◆ WHAT THE EXERCISE ASKS
Transcribe every line exactly and omit anything that is a picture.

# start of MATERIAL PROVIDED

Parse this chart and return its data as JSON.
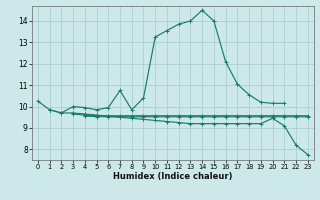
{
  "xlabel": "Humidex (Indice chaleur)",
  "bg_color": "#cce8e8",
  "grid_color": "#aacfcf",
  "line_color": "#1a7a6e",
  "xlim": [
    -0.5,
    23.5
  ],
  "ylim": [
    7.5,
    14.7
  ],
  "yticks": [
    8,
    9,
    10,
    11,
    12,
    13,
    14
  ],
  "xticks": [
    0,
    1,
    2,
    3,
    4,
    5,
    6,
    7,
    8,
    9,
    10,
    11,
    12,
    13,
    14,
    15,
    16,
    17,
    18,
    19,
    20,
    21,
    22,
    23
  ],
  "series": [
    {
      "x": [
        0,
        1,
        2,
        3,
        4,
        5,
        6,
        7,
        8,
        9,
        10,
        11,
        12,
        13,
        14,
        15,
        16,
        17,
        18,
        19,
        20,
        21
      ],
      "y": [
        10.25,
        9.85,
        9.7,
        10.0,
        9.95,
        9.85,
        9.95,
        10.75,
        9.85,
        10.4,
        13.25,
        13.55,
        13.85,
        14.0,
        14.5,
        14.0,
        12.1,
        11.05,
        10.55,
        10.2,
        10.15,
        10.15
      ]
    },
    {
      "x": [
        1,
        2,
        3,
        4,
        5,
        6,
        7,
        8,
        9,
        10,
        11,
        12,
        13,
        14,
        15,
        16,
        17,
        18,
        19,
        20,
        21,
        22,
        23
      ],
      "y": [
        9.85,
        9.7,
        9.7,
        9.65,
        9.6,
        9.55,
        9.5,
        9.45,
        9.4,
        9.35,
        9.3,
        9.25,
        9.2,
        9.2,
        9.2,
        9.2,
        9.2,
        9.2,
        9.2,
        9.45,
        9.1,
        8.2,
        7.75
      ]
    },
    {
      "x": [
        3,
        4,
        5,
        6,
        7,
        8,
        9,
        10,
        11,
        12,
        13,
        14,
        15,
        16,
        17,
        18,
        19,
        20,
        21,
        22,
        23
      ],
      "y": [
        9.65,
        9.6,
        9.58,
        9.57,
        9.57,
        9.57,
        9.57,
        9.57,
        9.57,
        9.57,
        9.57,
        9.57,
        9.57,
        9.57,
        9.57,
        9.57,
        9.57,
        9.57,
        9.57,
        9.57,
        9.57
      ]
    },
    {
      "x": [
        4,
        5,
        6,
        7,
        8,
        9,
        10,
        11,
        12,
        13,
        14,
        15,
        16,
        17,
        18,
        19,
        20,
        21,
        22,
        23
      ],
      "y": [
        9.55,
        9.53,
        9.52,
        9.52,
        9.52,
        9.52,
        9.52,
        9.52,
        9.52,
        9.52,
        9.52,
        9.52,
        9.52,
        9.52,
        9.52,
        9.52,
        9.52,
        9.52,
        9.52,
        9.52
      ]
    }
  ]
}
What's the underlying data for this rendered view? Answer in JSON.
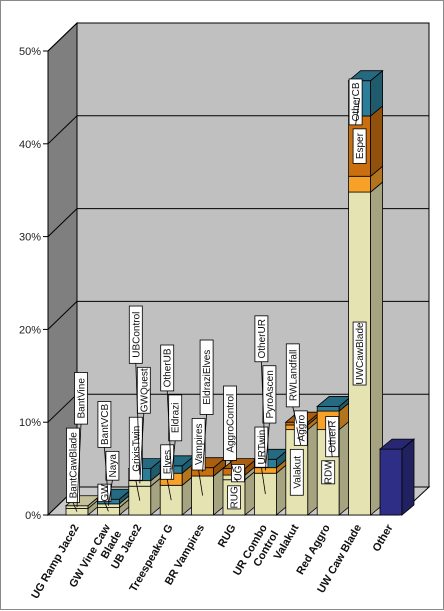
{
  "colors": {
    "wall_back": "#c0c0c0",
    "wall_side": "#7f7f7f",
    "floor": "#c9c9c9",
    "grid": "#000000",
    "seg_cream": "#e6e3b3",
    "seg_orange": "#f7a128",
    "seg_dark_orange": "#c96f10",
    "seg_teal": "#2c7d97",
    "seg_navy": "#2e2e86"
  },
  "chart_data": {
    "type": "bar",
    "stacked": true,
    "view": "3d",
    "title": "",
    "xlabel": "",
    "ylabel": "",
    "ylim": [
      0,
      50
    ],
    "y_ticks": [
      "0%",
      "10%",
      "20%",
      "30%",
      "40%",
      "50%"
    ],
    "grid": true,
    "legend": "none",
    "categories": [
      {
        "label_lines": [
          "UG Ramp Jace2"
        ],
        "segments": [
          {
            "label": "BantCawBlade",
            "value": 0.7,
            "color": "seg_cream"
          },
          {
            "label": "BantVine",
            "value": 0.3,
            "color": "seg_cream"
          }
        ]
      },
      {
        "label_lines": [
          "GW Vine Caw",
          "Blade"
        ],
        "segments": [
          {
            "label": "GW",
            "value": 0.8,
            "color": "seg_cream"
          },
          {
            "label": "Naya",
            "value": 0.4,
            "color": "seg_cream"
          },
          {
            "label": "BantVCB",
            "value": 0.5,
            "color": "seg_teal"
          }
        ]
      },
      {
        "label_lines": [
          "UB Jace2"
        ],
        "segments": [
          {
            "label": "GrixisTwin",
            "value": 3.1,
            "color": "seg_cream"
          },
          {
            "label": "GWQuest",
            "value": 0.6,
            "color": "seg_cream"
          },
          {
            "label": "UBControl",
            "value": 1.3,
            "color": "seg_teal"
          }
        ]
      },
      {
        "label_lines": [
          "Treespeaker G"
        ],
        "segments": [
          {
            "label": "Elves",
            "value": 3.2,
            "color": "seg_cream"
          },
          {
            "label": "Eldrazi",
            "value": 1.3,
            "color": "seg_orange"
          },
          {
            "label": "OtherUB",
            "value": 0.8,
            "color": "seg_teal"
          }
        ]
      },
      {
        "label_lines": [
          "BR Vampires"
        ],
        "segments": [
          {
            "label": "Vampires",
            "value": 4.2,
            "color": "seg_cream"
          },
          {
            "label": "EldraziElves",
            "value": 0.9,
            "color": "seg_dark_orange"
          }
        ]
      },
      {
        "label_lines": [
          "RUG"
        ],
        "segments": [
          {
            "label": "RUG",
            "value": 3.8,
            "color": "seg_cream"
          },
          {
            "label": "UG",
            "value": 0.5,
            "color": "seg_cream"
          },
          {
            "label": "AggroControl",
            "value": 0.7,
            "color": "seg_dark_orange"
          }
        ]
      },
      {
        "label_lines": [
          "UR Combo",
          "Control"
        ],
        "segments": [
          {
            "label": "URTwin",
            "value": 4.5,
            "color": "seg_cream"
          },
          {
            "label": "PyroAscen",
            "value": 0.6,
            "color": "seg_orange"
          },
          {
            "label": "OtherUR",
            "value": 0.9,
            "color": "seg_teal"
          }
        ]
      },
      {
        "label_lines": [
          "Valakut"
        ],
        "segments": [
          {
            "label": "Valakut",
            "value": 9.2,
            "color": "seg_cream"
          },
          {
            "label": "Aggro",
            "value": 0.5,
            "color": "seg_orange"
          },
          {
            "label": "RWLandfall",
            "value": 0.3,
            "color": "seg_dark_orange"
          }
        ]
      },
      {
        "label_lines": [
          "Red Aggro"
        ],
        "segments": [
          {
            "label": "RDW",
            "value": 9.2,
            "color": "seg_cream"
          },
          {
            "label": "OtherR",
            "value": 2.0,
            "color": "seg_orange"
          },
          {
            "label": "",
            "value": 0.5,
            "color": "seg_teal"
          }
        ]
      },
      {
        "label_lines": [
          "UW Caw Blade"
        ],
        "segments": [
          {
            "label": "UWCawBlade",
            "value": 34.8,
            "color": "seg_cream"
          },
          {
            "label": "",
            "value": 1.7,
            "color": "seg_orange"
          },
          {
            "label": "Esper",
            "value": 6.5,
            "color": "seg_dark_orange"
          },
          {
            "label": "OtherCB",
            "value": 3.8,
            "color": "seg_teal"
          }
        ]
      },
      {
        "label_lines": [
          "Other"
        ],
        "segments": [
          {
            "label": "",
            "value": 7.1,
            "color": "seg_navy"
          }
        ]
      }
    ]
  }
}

# end of MATERIAL PROVIDED

◆ SOLUTION TO THE EXERCISE
Parse this chart and return its data as JSON.
{
  "xlabel": "Humidex (Indice chaleur)",
  "bg_color": "#cce8e8",
  "grid_color": "#aacfcf",
  "line_color": "#1a7a6e",
  "xlim": [
    -0.5,
    23.5
  ],
  "ylim": [
    7.5,
    14.7
  ],
  "yticks": [
    8,
    9,
    10,
    11,
    12,
    13,
    14
  ],
  "xticks": [
    0,
    1,
    2,
    3,
    4,
    5,
    6,
    7,
    8,
    9,
    10,
    11,
    12,
    13,
    14,
    15,
    16,
    17,
    18,
    19,
    20,
    21,
    22,
    23
  ],
  "series": [
    {
      "x": [
        0,
        1,
        2,
        3,
        4,
        5,
        6,
        7,
        8,
        9,
        10,
        11,
        12,
        13,
        14,
        15,
        16,
        17,
        18,
        19,
        20,
        21
      ],
      "y": [
        10.25,
        9.85,
        9.7,
        10.0,
        9.95,
        9.85,
        9.95,
        10.75,
        9.85,
        10.4,
        13.25,
        13.55,
        13.85,
        14.0,
        14.5,
        14.0,
        12.1,
        11.05,
        10.55,
        10.2,
        10.15,
        10.15
      ]
    },
    {
      "x": [
        1,
        2,
        3,
        4,
        5,
        6,
        7,
        8,
        9,
        10,
        11,
        12,
        13,
        14,
        15,
        16,
        17,
        18,
        19,
        20,
        21,
        22,
        23
      ],
      "y": [
        9.85,
        9.7,
        9.7,
        9.65,
        9.6,
        9.55,
        9.5,
        9.45,
        9.4,
        9.35,
        9.3,
        9.25,
        9.2,
        9.2,
        9.2,
        9.2,
        9.2,
        9.2,
        9.2,
        9.45,
        9.1,
        8.2,
        7.75
      ]
    },
    {
      "x": [
        3,
        4,
        5,
        6,
        7,
        8,
        9,
        10,
        11,
        12,
        13,
        14,
        15,
        16,
        17,
        18,
        19,
        20,
        21,
        22,
        23
      ],
      "y": [
        9.65,
        9.6,
        9.58,
        9.57,
        9.57,
        9.57,
        9.57,
        9.57,
        9.57,
        9.57,
        9.57,
        9.57,
        9.57,
        9.57,
        9.57,
        9.57,
        9.57,
        9.57,
        9.57,
        9.57,
        9.57
      ]
    },
    {
      "x": [
        4,
        5,
        6,
        7,
        8,
        9,
        10,
        11,
        12,
        13,
        14,
        15,
        16,
        17,
        18,
        19,
        20,
        21,
        22,
        23
      ],
      "y": [
        9.55,
        9.53,
        9.52,
        9.52,
        9.52,
        9.52,
        9.52,
        9.52,
        9.52,
        9.52,
        9.52,
        9.52,
        9.52,
        9.52,
        9.52,
        9.52,
        9.52,
        9.52,
        9.52,
        9.52
      ]
    }
  ]
}
What's the underlying data for this rendered view? Answer in JSON.
{
  "colors": {
    "wall_back": "#c0c0c0",
    "wall_side": "#7f7f7f",
    "floor": "#c9c9c9",
    "grid": "#000000",
    "seg_cream": "#e6e3b3",
    "seg_orange": "#f7a128",
    "seg_dark_orange": "#c96f10",
    "seg_teal": "#2c7d97",
    "seg_navy": "#2e2e86"
  },
  "chart_data": {
    "type": "bar",
    "stacked": true,
    "view": "3d",
    "title": "",
    "xlabel": "",
    "ylabel": "",
    "ylim": [
      0,
      50
    ],
    "y_ticks": [
      "0%",
      "10%",
      "20%",
      "30%",
      "40%",
      "50%"
    ],
    "grid": true,
    "legend": "none",
    "categories": [
      {
        "label_lines": [
          "UG Ramp Jace2"
        ],
        "segments": [
          {
            "label": "BantCawBlade",
            "value": 0.7,
            "color": "seg_cream"
          },
          {
            "label": "BantVine",
            "value": 0.3,
            "color": "seg_cream"
          }
        ]
      },
      {
        "label_lines": [
          "GW Vine Caw",
          "Blade"
        ],
        "segments": [
          {
            "label": "GW",
            "value": 0.8,
            "color": "seg_cream"
          },
          {
            "label": "Naya",
            "value": 0.4,
            "color": "seg_cream"
          },
          {
            "label": "BantVCB",
            "value": 0.5,
            "color": "seg_teal"
          }
        ]
      },
      {
        "label_lines": [
          "UB Jace2"
        ],
        "segments": [
          {
            "label": "GrixisTwin",
            "value": 3.1,
            "color": "seg_cream"
          },
          {
            "label": "GWQuest",
            "value": 0.6,
            "color": "seg_cream"
          },
          {
            "label": "UBControl",
            "value": 1.3,
            "color": "seg_teal"
          }
        ]
      },
      {
        "label_lines": [
          "Treespeaker G"
        ],
        "segments": [
          {
            "label": "Elves",
            "value": 3.2,
            "color": "seg_cream"
          },
          {
            "label": "Eldrazi",
            "value": 1.3,
            "color": "seg_orange"
          },
          {
            "label": "OtherUB",
            "value": 0.8,
            "color": "seg_teal"
          }
        ]
      },
      {
        "label_lines": [
          "BR Vampires"
        ],
        "segments": [
          {
            "label": "Vampires",
            "value": 4.2,
            "color": "seg_cream"
          },
          {
            "label": "EldraziElves",
            "value": 0.9,
            "color": "seg_dark_orange"
          }
        ]
      },
      {
        "label_lines": [
          "RUG"
        ],
        "segments": [
          {
            "label": "RUG",
            "value": 3.8,
            "color": "seg_cream"
          },
          {
            "label": "UG",
            "value": 0.5,
            "color": "seg_cream"
          },
          {
            "label": "AggroControl",
            "value": 0.7,
            "color": "seg_dark_orange"
          }
        ]
      },
      {
        "label_lines": [
          "UR Combo",
          "Control"
        ],
        "segments": [
          {
            "label": "URTwin",
            "value": 4.5,
            "color": "seg_cream"
          },
          {
            "label": "PyroAscen",
            "value": 0.6,
            "color": "seg_orange"
          },
          {
            "label": "OtherUR",
            "value": 0.9,
            "color": "seg_teal"
          }
        ]
      },
      {
        "label_lines": [
          "Valakut"
        ],
        "segments": [
          {
            "label": "Valakut",
            "value": 9.2,
            "color": "seg_cream"
          },
          {
            "label": "Aggro",
            "value": 0.5,
            "color": "seg_orange"
          },
          {
            "label": "RWLandfall",
            "value": 0.3,
            "color": "seg_dark_orange"
          }
        ]
      },
      {
        "label_lines": [
          "Red Aggro"
        ],
        "segments": [
          {
            "label": "RDW",
            "value": 9.2,
            "color": "seg_cream"
          },
          {
            "label": "OtherR",
            "value": 2.0,
            "color": "seg_orange"
          },
          {
            "label": "",
            "value": 0.5,
            "color": "seg_teal"
          }
        ]
      },
      {
        "label_lines": [
          "UW Caw Blade"
        ],
        "segments": [
          {
            "label": "UWCawBlade",
            "value": 34.8,
            "color": "seg_cream"
          },
          {
            "label": "",
            "value": 1.7,
            "color": "seg_orange"
          },
          {
            "label": "Esper",
            "value": 6.5,
            "color": "seg_dark_orange"
          },
          {
            "label": "OtherCB",
            "value": 3.8,
            "color": "seg_teal"
          }
        ]
      },
      {
        "label_lines": [
          "Other"
        ],
        "segments": [
          {
            "label": "",
            "value": 7.1,
            "color": "seg_navy"
          }
        ]
      }
    ]
  }
}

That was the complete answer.